■ JOB: Search the material for the string "caption", then return every line where it is found.

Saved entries
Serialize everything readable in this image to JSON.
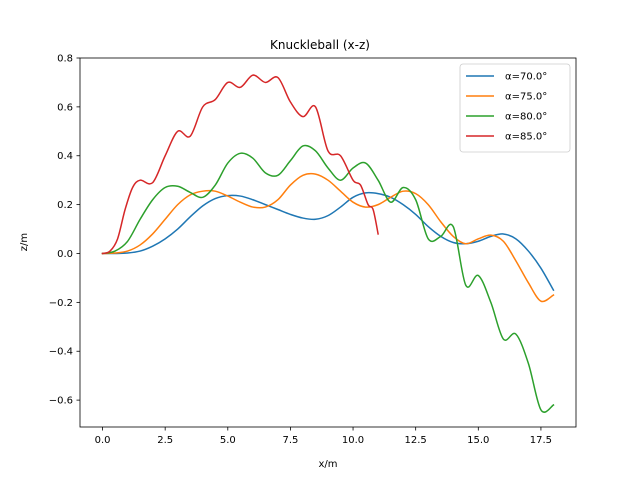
{
  "chart_data": {
    "type": "line",
    "title": "Knuckleball (x-z)",
    "xlabel": "x/m",
    "ylabel": "z/m",
    "xlim": [
      -0.9,
      18.9
    ],
    "ylim": [
      -0.71,
      0.8
    ],
    "xticks": [
      "0.0",
      "2.5",
      "5.0",
      "7.5",
      "10.0",
      "12.5",
      "15.0",
      "17.5"
    ],
    "xtick_values": [
      0,
      2.5,
      5,
      7.5,
      10,
      12.5,
      15,
      17.5
    ],
    "yticks": [
      "−0.6",
      "−0.4",
      "−0.2",
      "0.0",
      "0.2",
      "0.4",
      "0.6",
      "0.8"
    ],
    "ytick_values": [
      -0.6,
      -0.4,
      -0.2,
      0,
      0.2,
      0.4,
      0.6,
      0.8
    ],
    "grid": false,
    "legend_position": "top-right",
    "series": [
      {
        "name": "α=70.0°",
        "color": "#1f77b4",
        "x": [
          0,
          0.5,
          1,
          1.5,
          2,
          2.5,
          3,
          3.5,
          4,
          4.5,
          5,
          5.5,
          6,
          6.5,
          7,
          7.5,
          8,
          8.5,
          9,
          9.5,
          10,
          10.5,
          11,
          11.5,
          12,
          12.5,
          13,
          13.5,
          14,
          14.5,
          15,
          15.5,
          16,
          16.5,
          17,
          17.5,
          18
        ],
        "y": [
          0,
          0.0,
          0.002,
          0.01,
          0.03,
          0.06,
          0.1,
          0.15,
          0.195,
          0.225,
          0.237,
          0.235,
          0.22,
          0.2,
          0.18,
          0.16,
          0.145,
          0.14,
          0.155,
          0.19,
          0.23,
          0.248,
          0.245,
          0.23,
          0.2,
          0.16,
          0.11,
          0.07,
          0.045,
          0.04,
          0.05,
          0.07,
          0.08,
          0.06,
          0.01,
          -0.06,
          -0.15
        ]
      },
      {
        "name": "α=75.0°",
        "color": "#ff7f0e",
        "x": [
          0,
          0.5,
          1,
          1.5,
          2,
          2.5,
          3,
          3.5,
          4,
          4.5,
          5,
          5.5,
          6,
          6.5,
          7,
          7.5,
          8,
          8.5,
          9,
          9.5,
          10,
          10.5,
          11,
          11.5,
          12,
          12.5,
          13,
          13.5,
          14,
          14.5,
          15,
          15.5,
          16,
          16.5,
          17,
          17.5,
          18
        ],
        "y": [
          0,
          0.002,
          0.01,
          0.035,
          0.08,
          0.14,
          0.2,
          0.24,
          0.255,
          0.255,
          0.235,
          0.21,
          0.19,
          0.19,
          0.22,
          0.28,
          0.32,
          0.325,
          0.3,
          0.255,
          0.21,
          0.19,
          0.2,
          0.23,
          0.255,
          0.245,
          0.2,
          0.13,
          0.07,
          0.04,
          0.06,
          0.075,
          0.05,
          -0.03,
          -0.12,
          -0.195,
          -0.17
        ]
      },
      {
        "name": "α=80.0°",
        "color": "#2ca02c",
        "x": [
          0,
          0.5,
          1,
          1.5,
          2,
          2.5,
          3,
          3.5,
          4,
          4.5,
          5,
          5.5,
          6,
          6.5,
          7,
          7.5,
          8,
          8.5,
          9,
          9.5,
          10,
          10.5,
          11,
          11.5,
          12,
          12.5,
          13,
          13.5,
          14,
          14.5,
          15,
          15.5,
          16,
          16.5,
          17,
          17.5,
          18
        ],
        "y": [
          0,
          0.01,
          0.05,
          0.14,
          0.22,
          0.27,
          0.275,
          0.25,
          0.23,
          0.28,
          0.37,
          0.41,
          0.39,
          0.33,
          0.32,
          0.38,
          0.44,
          0.42,
          0.35,
          0.3,
          0.35,
          0.37,
          0.3,
          0.21,
          0.27,
          0.22,
          0.06,
          0.07,
          0.11,
          -0.13,
          -0.09,
          -0.2,
          -0.35,
          -0.33,
          -0.45,
          -0.64,
          -0.62
        ]
      },
      {
        "name": "α=85.0°",
        "color": "#d62728",
        "x": [
          0,
          0.3,
          0.6,
          0.9,
          1.2,
          1.5,
          2.0,
          2.5,
          3.0,
          3.5,
          4.0,
          4.5,
          5.0,
          5.5,
          6.0,
          6.5,
          7.0,
          7.5,
          8.0,
          8.5,
          9.0,
          9.5,
          10.0,
          10.3,
          10.6,
          10.8,
          11.0
        ],
        "y": [
          0,
          0.01,
          0.06,
          0.18,
          0.27,
          0.3,
          0.29,
          0.4,
          0.5,
          0.48,
          0.6,
          0.63,
          0.7,
          0.68,
          0.73,
          0.7,
          0.72,
          0.62,
          0.56,
          0.6,
          0.42,
          0.4,
          0.3,
          0.28,
          0.2,
          0.18,
          0.08
        ]
      }
    ]
  }
}
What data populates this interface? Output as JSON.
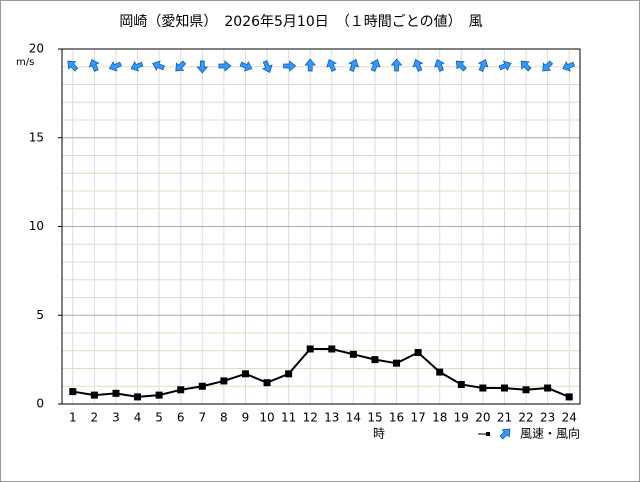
{
  "chart_data": {
    "type": "line",
    "title": "岡崎（愛知県）　2026年5月10日　（１時間ごとの値）　風",
    "y_unit": "m/s",
    "x_label": "時",
    "categories": [
      "1",
      "2",
      "3",
      "4",
      "5",
      "6",
      "7",
      "8",
      "9",
      "10",
      "11",
      "12",
      "13",
      "14",
      "15",
      "16",
      "17",
      "18",
      "19",
      "20",
      "21",
      "22",
      "23",
      "24"
    ],
    "series": [
      {
        "name": "風速・風向",
        "color": "#000000",
        "values": [
          0.7,
          0.5,
          0.6,
          0.4,
          0.5,
          0.8,
          1.0,
          1.3,
          1.7,
          1.2,
          1.7,
          3.1,
          3.1,
          2.8,
          2.5,
          2.3,
          2.9,
          1.8,
          1.1,
          0.9,
          0.9,
          0.8,
          0.9,
          0.4
        ]
      }
    ],
    "wind_direction_deg": [
      315,
      337.5,
      247.5,
      247.5,
      292.5,
      225,
      180,
      90,
      112.5,
      157.5,
      90,
      0,
      337.5,
      22.5,
      22.5,
      0,
      337.5,
      337.5,
      315,
      22.5,
      67.5,
      315,
      225,
      247.5
    ],
    "arrow_color": "#3399ff",
    "ylim": [
      0,
      20
    ],
    "yticks": [
      0,
      5,
      10,
      15,
      20
    ],
    "minor_yticks": [
      1,
      2,
      3,
      4,
      6,
      7,
      8,
      9,
      11,
      12,
      13,
      14,
      16,
      17,
      18,
      19
    ],
    "grid": true
  }
}
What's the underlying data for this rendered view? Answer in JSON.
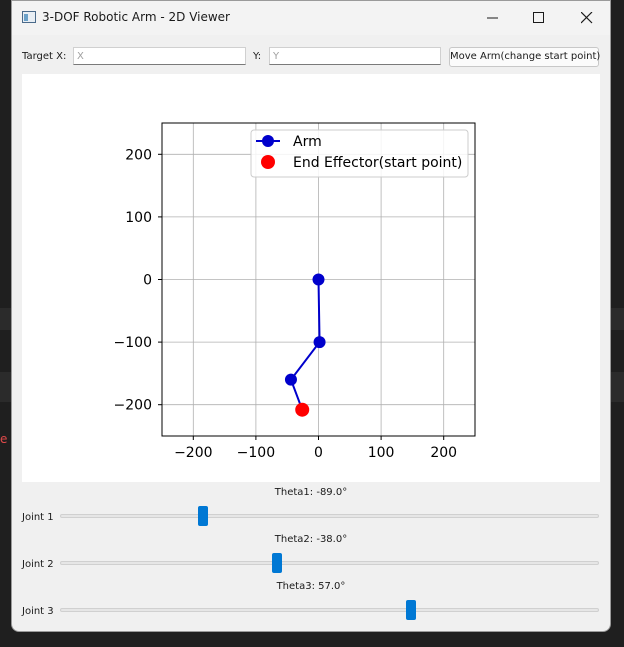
{
  "window": {
    "title": "3-DOF Robotic Arm - 2D Viewer"
  },
  "target_bar": {
    "x_label": "Target X:",
    "x_placeholder": "X",
    "y_label": "Y:",
    "y_placeholder": "Y",
    "move_button": "Move Arm(change start point)"
  },
  "chart_data": {
    "type": "line",
    "xlim": [
      -250,
      250
    ],
    "ylim": [
      -250,
      250
    ],
    "xticks": [
      -200,
      -100,
      0,
      100,
      200
    ],
    "yticks": [
      -200,
      -100,
      0,
      100,
      200
    ],
    "xtick_labels": [
      "−200",
      "−100",
      "0",
      "100",
      "200"
    ],
    "ytick_labels": [
      "−200",
      "−100",
      "0",
      "100",
      "200"
    ],
    "grid": true,
    "legend_position": "upper-right",
    "series": [
      {
        "name": "Arm",
        "color": "#0000cc",
        "marker": "circle",
        "points": [
          [
            0,
            0
          ],
          [
            1.7,
            -100
          ],
          [
            -44,
            -160
          ],
          [
            -26,
            -208
          ]
        ]
      },
      {
        "name": "End Effector(start point)",
        "color": "#ff0000",
        "marker": "circle",
        "points": [
          [
            -26,
            -208
          ]
        ]
      }
    ]
  },
  "joints": [
    {
      "label": "Joint 1",
      "caption": "Theta1: -89.0°",
      "fraction": 0.26
    },
    {
      "label": "Joint 2",
      "caption": "Theta2: -38.0°",
      "fraction": 0.4
    },
    {
      "label": "Joint 3",
      "caption": "Theta3: 57.0°",
      "fraction": 0.655
    }
  ]
}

■ COMPLETE ANSWER:
      "caption": "Theta1: -89.0°",
      "caption": "Theta2: -38.0°",
      "caption": "Theta3: 57.0°",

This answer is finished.